> WRITTEN EXERCISE
The answer is one number: how many lines hold the string "icon".

<<<<

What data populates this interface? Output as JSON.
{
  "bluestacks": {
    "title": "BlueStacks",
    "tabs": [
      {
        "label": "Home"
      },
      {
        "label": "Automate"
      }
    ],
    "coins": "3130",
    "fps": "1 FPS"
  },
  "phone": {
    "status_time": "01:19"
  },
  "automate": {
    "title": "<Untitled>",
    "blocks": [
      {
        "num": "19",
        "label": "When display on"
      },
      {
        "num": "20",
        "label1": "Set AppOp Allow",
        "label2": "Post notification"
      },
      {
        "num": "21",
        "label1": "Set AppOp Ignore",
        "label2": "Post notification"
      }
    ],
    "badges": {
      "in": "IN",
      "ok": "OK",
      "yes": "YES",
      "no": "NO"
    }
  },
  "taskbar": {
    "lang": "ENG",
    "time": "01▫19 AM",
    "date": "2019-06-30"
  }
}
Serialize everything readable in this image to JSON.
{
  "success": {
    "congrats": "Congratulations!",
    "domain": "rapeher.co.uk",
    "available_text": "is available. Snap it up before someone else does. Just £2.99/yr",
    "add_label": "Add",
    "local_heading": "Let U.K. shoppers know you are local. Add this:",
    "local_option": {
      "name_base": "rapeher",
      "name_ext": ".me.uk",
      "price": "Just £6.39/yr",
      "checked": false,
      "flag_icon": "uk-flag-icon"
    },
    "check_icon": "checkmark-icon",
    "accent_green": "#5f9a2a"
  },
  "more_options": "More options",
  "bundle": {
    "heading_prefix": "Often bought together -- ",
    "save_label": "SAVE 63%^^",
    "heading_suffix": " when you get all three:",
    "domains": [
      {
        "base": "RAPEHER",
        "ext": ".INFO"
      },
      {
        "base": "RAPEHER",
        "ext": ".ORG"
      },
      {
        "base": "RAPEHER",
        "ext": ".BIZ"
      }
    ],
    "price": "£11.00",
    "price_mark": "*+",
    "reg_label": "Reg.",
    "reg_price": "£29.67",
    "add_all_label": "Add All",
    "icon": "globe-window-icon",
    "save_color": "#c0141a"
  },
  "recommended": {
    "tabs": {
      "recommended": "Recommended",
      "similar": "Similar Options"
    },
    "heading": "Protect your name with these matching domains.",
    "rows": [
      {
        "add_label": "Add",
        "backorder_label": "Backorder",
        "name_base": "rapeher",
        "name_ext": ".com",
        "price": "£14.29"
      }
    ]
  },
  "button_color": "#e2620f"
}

>>>>

> FINAL RESULT
3